Required task
Spot each line that carries the word "JSON"; copy those lines.

>> Start Provided data

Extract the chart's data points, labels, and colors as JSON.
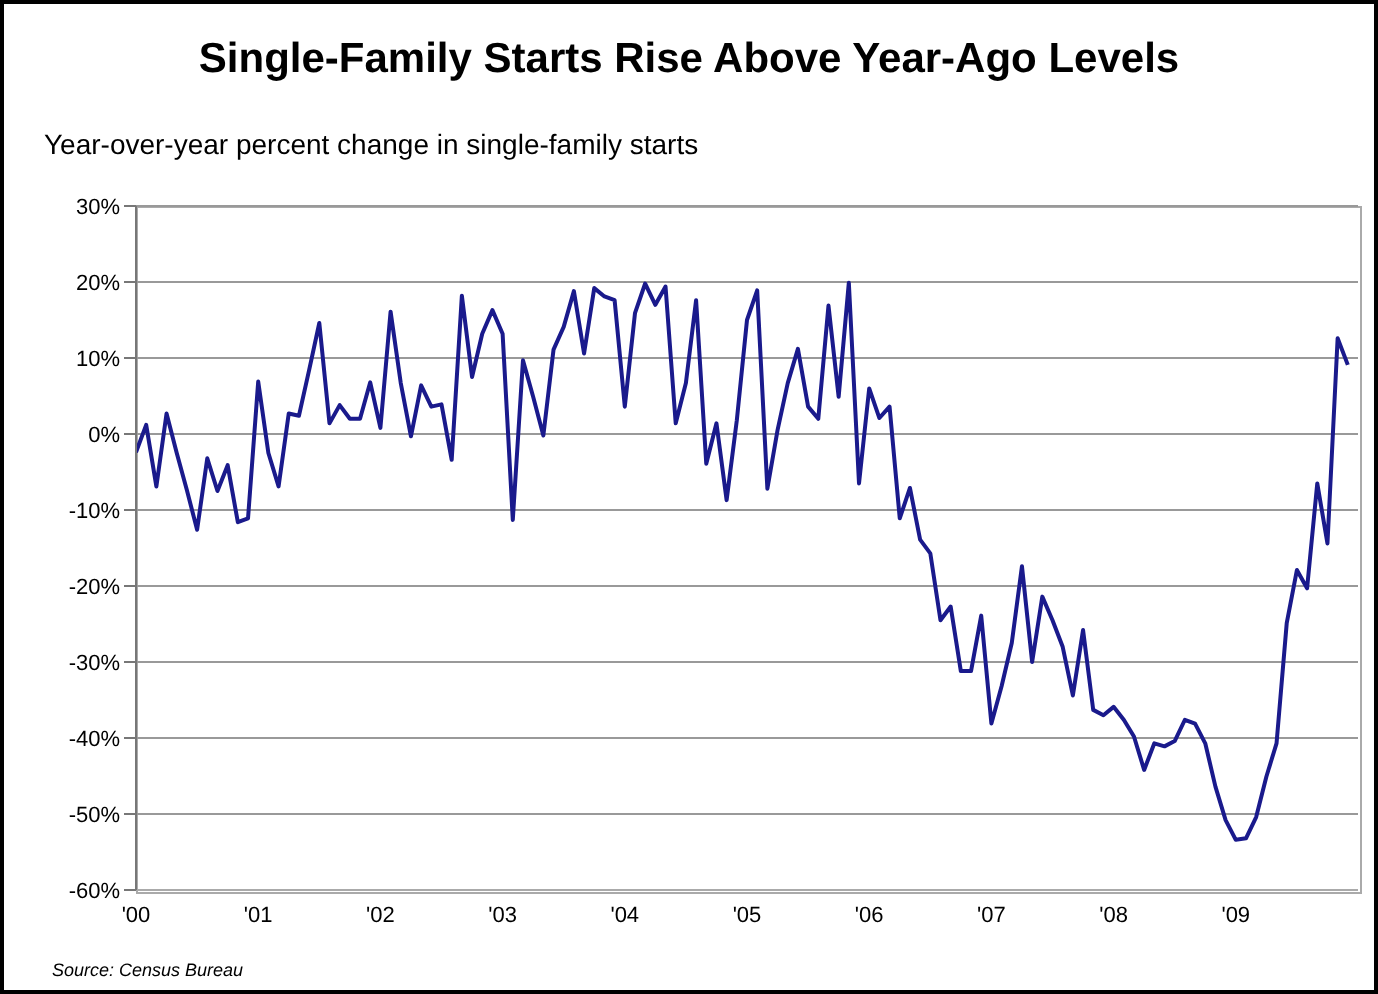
{
  "chart_data": {
    "type": "line",
    "title": "Single-Family Starts Rise Above Year-Ago Levels",
    "ylabel": "Year-over-year percent change in single-family starts",
    "annotations": [
      "Source: Census Bureau"
    ],
    "x": [
      "2000-01",
      "2000-02",
      "2000-03",
      "2000-04",
      "2000-05",
      "2000-06",
      "2000-07",
      "2000-08",
      "2000-09",
      "2000-10",
      "2000-11",
      "2000-12",
      "2001-01",
      "2001-02",
      "2001-03",
      "2001-04",
      "2001-05",
      "2001-06",
      "2001-07",
      "2001-08",
      "2001-09",
      "2001-10",
      "2001-11",
      "2001-12",
      "2002-01",
      "2002-02",
      "2002-03",
      "2002-04",
      "2002-05",
      "2002-06",
      "2002-07",
      "2002-08",
      "2002-09",
      "2002-10",
      "2002-11",
      "2002-12",
      "2003-01",
      "2003-02",
      "2003-03",
      "2003-04",
      "2003-05",
      "2003-06",
      "2003-07",
      "2003-08",
      "2003-09",
      "2003-10",
      "2003-11",
      "2003-12",
      "2004-01",
      "2004-02",
      "2004-03",
      "2004-04",
      "2004-05",
      "2004-06",
      "2004-07",
      "2004-08",
      "2004-09",
      "2004-10",
      "2004-11",
      "2004-12",
      "2005-01",
      "2005-02",
      "2005-03",
      "2005-04",
      "2005-05",
      "2005-06",
      "2005-07",
      "2005-08",
      "2005-09",
      "2005-10",
      "2005-11",
      "2005-12",
      "2006-01",
      "2006-02",
      "2006-03",
      "2006-04",
      "2006-05",
      "2006-06",
      "2006-07",
      "2006-08",
      "2006-09",
      "2006-10",
      "2006-11",
      "2006-12",
      "2007-01",
      "2007-02",
      "2007-03",
      "2007-04",
      "2007-05",
      "2007-06",
      "2007-07",
      "2007-08",
      "2007-09",
      "2007-10",
      "2007-11",
      "2007-12",
      "2008-01",
      "2008-02",
      "2008-03",
      "2008-04",
      "2008-05",
      "2008-06",
      "2008-07",
      "2008-08",
      "2008-09",
      "2008-10",
      "2008-11",
      "2008-12",
      "2009-01",
      "2009-02",
      "2009-03",
      "2009-04",
      "2009-05",
      "2009-06",
      "2009-07",
      "2009-08",
      "2009-09",
      "2009-10",
      "2009-11",
      "2009-12"
    ],
    "series": [
      {
        "color": "#1a1a8c",
        "values": [
          -2.4,
          1.2,
          -6.9,
          2.7,
          -2.5,
          -7.4,
          -12.6,
          -3.2,
          -7.5,
          -4.1,
          -11.6,
          -11.1,
          6.9,
          -2.5,
          -6.9,
          2.7,
          2.4,
          8.4,
          14.6,
          1.4,
          3.8,
          2.0,
          2.0,
          6.8,
          0.8,
          16.1,
          6.7,
          -0.3,
          6.4,
          3.6,
          3.9,
          -3.4,
          18.2,
          7.5,
          13.2,
          16.3,
          13.2,
          -11.3,
          9.7,
          4.9,
          -0.2,
          11.1,
          14.1,
          18.8,
          10.6,
          19.2,
          18.1,
          17.6,
          3.6,
          15.9,
          19.8,
          17.0,
          19.4,
          1.4,
          6.7,
          17.6,
          -3.9,
          1.4,
          -8.7,
          1.8,
          15.0,
          18.9,
          -7.2,
          0.5,
          6.7,
          11.2,
          3.6,
          2.0,
          16.9,
          4.9,
          19.9,
          -6.5,
          6.0,
          2.1,
          3.6,
          -11.1,
          -7.1,
          -13.9,
          -15.7,
          -24.5,
          -22.7,
          -31.2,
          -31.2,
          -23.9,
          -38.1,
          -33.2,
          -27.5,
          -17.4,
          -30.0,
          -21.4,
          -24.5,
          -28.0,
          -34.4,
          -25.8,
          -36.3,
          -37.0,
          -35.9,
          -37.6,
          -39.8,
          -44.2,
          -40.7,
          -41.1,
          -40.4,
          -37.6,
          -38.1,
          -40.7,
          -46.4,
          -50.8,
          -53.4,
          -53.2,
          -50.4,
          -45.1,
          -40.7,
          -24.9,
          -17.9,
          -20.3,
          -6.5,
          -14.4,
          12.6,
          9.1
        ]
      }
    ],
    "xlim": [
      "2000-01",
      "2010-01"
    ],
    "xticks": [
      {
        "value": "2000-01",
        "label": "'00"
      },
      {
        "value": "2001-01",
        "label": "'01"
      },
      {
        "value": "2002-01",
        "label": "'02"
      },
      {
        "value": "2003-01",
        "label": "'03"
      },
      {
        "value": "2004-01",
        "label": "'04"
      },
      {
        "value": "2005-01",
        "label": "'05"
      },
      {
        "value": "2006-01",
        "label": "'06"
      },
      {
        "value": "2007-01",
        "label": "'07"
      },
      {
        "value": "2008-01",
        "label": "'08"
      },
      {
        "value": "2009-01",
        "label": "'09"
      }
    ],
    "ylim": [
      -60,
      30
    ],
    "yticks": [
      {
        "value": -60,
        "label": "-60%"
      },
      {
        "value": -50,
        "label": "-50%"
      },
      {
        "value": -40,
        "label": "-40%"
      },
      {
        "value": -30,
        "label": "-30%"
      },
      {
        "value": -20,
        "label": "-20%"
      },
      {
        "value": -10,
        "label": "-10%"
      },
      {
        "value": 0,
        "label": "0%"
      },
      {
        "value": 10,
        "label": "10%"
      },
      {
        "value": 20,
        "label": "20%"
      },
      {
        "value": 30,
        "label": "30%"
      }
    ],
    "grid": "y",
    "marker": "none",
    "line_style": "solid"
  }
}
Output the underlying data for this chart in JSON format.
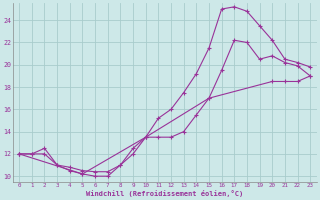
{
  "xlabel": "Windchill (Refroidissement éolien,°C)",
  "bg_color": "#cde8e8",
  "line_color": "#993399",
  "grid_color": "#a8cccc",
  "xlim": [
    -0.5,
    23.5
  ],
  "ylim": [
    9.5,
    25.5
  ],
  "yticks": [
    10,
    12,
    14,
    16,
    18,
    20,
    22,
    24
  ],
  "xticks": [
    0,
    1,
    2,
    3,
    4,
    5,
    6,
    7,
    8,
    9,
    10,
    11,
    12,
    13,
    14,
    15,
    16,
    17,
    18,
    19,
    20,
    21,
    22,
    23
  ],
  "line1_x": [
    0,
    1,
    2,
    3,
    4,
    5,
    6,
    7,
    8,
    9,
    10,
    11,
    12,
    13,
    14,
    15,
    16,
    17,
    18,
    19,
    20,
    21,
    22,
    23
  ],
  "line1_y": [
    12.0,
    12.0,
    12.5,
    11.0,
    10.8,
    10.5,
    10.4,
    10.4,
    11.0,
    12.0,
    13.5,
    15.2,
    16.0,
    17.5,
    19.2,
    21.5,
    25.0,
    25.2,
    24.8,
    23.5,
    22.2,
    20.5,
    20.2,
    19.8
  ],
  "line2_x": [
    0,
    1,
    2,
    3,
    4,
    5,
    6,
    7,
    8,
    9,
    10,
    11,
    12,
    13,
    14,
    15,
    16,
    17,
    18,
    19,
    20,
    21,
    22,
    23
  ],
  "line2_y": [
    12.0,
    12.0,
    12.0,
    11.0,
    10.5,
    10.2,
    10.0,
    10.0,
    11.0,
    12.5,
    13.5,
    13.5,
    13.5,
    14.0,
    15.5,
    17.0,
    19.5,
    22.2,
    22.0,
    20.5,
    20.8,
    20.2,
    19.9,
    19.0
  ],
  "line3_x": [
    0,
    5,
    10,
    15,
    20,
    21,
    22,
    23
  ],
  "line3_y": [
    12.0,
    10.2,
    13.5,
    17.0,
    18.5,
    18.5,
    18.5,
    19.0
  ]
}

>> End Provided data

Completed task
Extract the chart's data points, labels, and colors as JSON.
Output the underlying data for this chart in JSON format.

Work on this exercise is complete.